* Exercícios
#1 Segundo o texto sobre os Ranqueles, em que ano foi promulgada a lei argentina sobre o estatuto jurídico das nações indígenas?
#2 Imprima, sem nenhuma alteração, as linhas do conjunto de dados desde a linha que contém "- clicklock-checkbox[interactable]: [134, 421, 146, 433]" até a linha que contém "- chevron-down-icon: ▼: [1187, 84, 1197, 94]", incluindo as duas.

##### Texto de origem #####

Um capítulo se refere ao extenso uso que os Ranqueles dão à escrita em sua prática política (nos tratados e na abundante correspondência entre os chefes) e ao efeito desagregador que ela terá numa ordem nativa em que uma oratória sofisticada e em tempo real fundamentava as fidelidades e os acordos. Antes de ser, às vésperas do extermínio, reclassificados como selvagens, os índios serão ''amigos'' ou ''inimigos'', ''argentinos'' ou ''chilenos'', emitirão ou exigirão, de acordo com as autoridades brancas, passaportes que controlem o intenso fluxo de comerciantes, contrabandistas ou proscritos a um lado e outro da fronteira. A transformação desses povos em ''selvagens'' não foi assim fruto de um preconceito etnocêntrico, senão de um lento cálculo político. Sem chegar a ser plenamente desenvolvido no livro, o tema do estatuto jurídico dessas nações indígenas o cobre com sua sombra: no projeto original de uma lei argentina sobre o assunto, promulgada em 1867, era explícito o reconhecimento de direitos originários dessas nações, mas o texto foi oportunamente modificado, expurgando-se dele tudo o que pudesse sugerir uma interpretação dos povos indígenas como entidade política – e, portanto, sujeitos de direito internacional. Os índios não serão alheios a essas alternativas: eles mesmos oscilarão entre o confronto direto, a negociação, a integração individual na nação argentina ou a vinculação a esta como povo federado. Não faltam referências às amargas relações entre os índios que escolhem se instalar dentro do sistema e aqueles que optam ainda pela autarquia, e avaliações indígenas de um processo do qual, afinal, emergem como derrotados e não como simples vítimas.

##### Conjunto de dados #####

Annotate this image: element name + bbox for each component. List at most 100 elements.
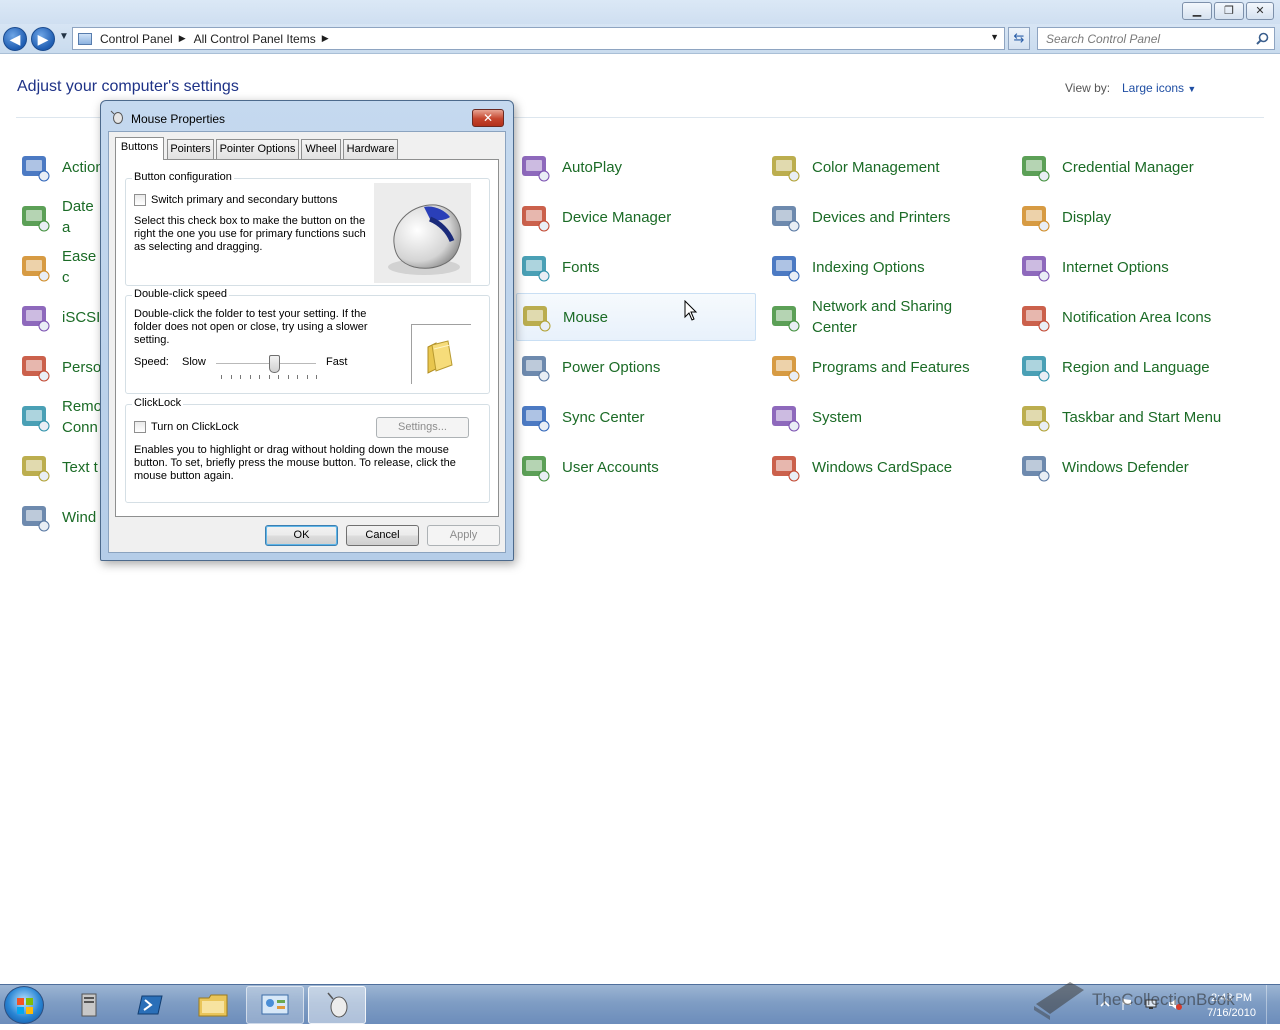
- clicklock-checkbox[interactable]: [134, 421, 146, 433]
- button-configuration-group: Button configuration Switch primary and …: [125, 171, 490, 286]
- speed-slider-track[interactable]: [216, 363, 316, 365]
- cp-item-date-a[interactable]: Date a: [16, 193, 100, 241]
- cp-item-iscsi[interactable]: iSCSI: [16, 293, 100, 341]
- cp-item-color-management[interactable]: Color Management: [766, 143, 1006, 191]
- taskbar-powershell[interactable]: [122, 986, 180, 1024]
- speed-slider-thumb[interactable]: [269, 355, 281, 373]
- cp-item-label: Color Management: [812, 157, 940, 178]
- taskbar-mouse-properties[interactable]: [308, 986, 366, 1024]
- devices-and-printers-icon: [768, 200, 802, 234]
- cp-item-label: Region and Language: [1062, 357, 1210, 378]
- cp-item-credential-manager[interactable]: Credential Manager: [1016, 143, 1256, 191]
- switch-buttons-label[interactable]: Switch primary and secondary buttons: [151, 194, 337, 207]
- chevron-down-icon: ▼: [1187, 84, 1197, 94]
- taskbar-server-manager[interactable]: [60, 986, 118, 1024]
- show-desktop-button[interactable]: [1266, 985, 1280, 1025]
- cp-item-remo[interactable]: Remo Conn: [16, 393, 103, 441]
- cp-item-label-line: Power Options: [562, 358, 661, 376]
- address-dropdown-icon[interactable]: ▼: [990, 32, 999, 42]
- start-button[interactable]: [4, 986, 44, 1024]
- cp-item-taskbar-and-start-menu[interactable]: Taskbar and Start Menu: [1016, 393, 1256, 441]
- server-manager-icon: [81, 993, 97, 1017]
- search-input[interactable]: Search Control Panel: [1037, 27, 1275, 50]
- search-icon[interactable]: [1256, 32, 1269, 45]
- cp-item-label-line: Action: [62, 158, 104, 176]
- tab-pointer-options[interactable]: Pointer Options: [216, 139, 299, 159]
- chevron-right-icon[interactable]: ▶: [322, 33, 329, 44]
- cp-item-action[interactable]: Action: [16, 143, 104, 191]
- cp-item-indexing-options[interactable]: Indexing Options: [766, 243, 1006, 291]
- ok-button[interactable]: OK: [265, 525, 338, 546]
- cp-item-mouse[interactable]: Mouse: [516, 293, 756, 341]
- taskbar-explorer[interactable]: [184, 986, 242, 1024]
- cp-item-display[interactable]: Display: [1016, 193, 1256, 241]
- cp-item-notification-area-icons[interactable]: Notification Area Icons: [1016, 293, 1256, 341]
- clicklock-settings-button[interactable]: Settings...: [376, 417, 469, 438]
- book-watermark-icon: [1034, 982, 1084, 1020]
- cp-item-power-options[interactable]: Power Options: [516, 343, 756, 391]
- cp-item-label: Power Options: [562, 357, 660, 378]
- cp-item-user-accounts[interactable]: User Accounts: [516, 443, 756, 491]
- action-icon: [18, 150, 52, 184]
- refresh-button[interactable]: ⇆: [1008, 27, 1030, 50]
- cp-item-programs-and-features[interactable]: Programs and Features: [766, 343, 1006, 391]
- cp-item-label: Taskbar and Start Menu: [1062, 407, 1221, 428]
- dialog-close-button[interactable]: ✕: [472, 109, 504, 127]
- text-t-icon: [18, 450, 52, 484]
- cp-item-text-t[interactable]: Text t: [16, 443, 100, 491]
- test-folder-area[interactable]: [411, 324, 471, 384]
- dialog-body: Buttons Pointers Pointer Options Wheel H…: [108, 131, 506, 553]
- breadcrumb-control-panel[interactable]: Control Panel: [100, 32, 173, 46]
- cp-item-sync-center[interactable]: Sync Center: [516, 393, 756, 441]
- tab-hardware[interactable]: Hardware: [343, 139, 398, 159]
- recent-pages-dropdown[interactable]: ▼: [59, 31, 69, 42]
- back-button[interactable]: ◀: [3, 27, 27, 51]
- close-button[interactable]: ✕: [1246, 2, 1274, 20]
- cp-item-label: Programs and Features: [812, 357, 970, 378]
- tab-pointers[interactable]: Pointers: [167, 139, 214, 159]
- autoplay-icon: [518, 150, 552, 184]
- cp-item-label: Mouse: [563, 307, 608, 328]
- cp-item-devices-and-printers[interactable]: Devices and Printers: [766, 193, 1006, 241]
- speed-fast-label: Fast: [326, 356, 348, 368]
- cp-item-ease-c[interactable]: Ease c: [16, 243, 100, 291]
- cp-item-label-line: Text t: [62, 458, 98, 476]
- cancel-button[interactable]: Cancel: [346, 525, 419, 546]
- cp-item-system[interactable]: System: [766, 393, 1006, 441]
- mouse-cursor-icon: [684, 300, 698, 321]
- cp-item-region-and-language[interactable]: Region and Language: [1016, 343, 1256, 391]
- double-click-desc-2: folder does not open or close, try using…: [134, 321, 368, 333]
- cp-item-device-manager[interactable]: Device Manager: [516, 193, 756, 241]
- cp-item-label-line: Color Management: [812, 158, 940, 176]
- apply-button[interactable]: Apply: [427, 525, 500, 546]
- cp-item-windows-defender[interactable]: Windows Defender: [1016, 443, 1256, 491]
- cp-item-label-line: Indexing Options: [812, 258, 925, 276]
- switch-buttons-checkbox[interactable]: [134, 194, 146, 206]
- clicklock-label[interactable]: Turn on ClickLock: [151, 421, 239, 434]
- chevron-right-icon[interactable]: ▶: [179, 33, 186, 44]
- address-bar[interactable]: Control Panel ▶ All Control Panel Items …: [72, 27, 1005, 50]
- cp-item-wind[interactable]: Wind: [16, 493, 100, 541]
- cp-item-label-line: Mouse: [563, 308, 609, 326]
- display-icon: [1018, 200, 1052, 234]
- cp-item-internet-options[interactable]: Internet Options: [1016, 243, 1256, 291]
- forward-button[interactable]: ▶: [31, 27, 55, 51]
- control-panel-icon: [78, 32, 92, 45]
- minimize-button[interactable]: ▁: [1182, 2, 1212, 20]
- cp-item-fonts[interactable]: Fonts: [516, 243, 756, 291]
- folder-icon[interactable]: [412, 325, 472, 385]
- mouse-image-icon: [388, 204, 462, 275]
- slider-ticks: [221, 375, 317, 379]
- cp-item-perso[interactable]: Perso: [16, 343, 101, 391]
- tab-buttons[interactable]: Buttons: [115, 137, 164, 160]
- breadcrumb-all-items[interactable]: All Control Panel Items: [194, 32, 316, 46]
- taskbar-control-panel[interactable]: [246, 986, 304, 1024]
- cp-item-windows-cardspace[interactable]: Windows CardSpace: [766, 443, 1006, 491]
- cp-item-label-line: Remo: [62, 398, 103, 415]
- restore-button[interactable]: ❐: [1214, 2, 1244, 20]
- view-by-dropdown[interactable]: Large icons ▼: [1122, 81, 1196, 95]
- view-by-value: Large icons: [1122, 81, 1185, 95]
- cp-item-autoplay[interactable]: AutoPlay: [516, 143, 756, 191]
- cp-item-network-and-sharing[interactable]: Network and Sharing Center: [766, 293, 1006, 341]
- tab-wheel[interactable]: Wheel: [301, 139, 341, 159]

#####

* Soluções comentadas
#1 Em 1867.

#2
- clicklock-checkbox[interactable]: [134, 421, 146, 433]
- button-configuration-group: Button configuration Switch primary and …: [125, 171, 490, 286]
- speed-slider-track[interactable]: [216, 363, 316, 365]
- cp-item-date-a[interactable]: Date a: [16, 193, 100, 241]
- cp-item-iscsi[interactable]: iSCSI: [16, 293, 100, 341]
- cp-item-color-management[interactable]: Color Management: [766, 143, 1006, 191]
- taskbar-powershell[interactable]: [122, 986, 180, 1024]
- speed-slider-thumb[interactable]: [269, 355, 281, 373]
- cp-item-label: Color Management: [812, 157, 940, 178]
- taskbar-mouse-properties[interactable]: [308, 986, 366, 1024]
- devices-and-printers-icon: [768, 200, 802, 234]
- cp-item-label: Region and Language: [1062, 357, 1210, 378]
- cp-item-credential-manager[interactable]: Credential Manager: [1016, 143, 1256, 191]
- switch-buttons-label[interactable]: Switch primary and secondary buttons: [151, 194, 337, 207]
- chevron-down-icon: ▼: [1187, 84, 1197, 94]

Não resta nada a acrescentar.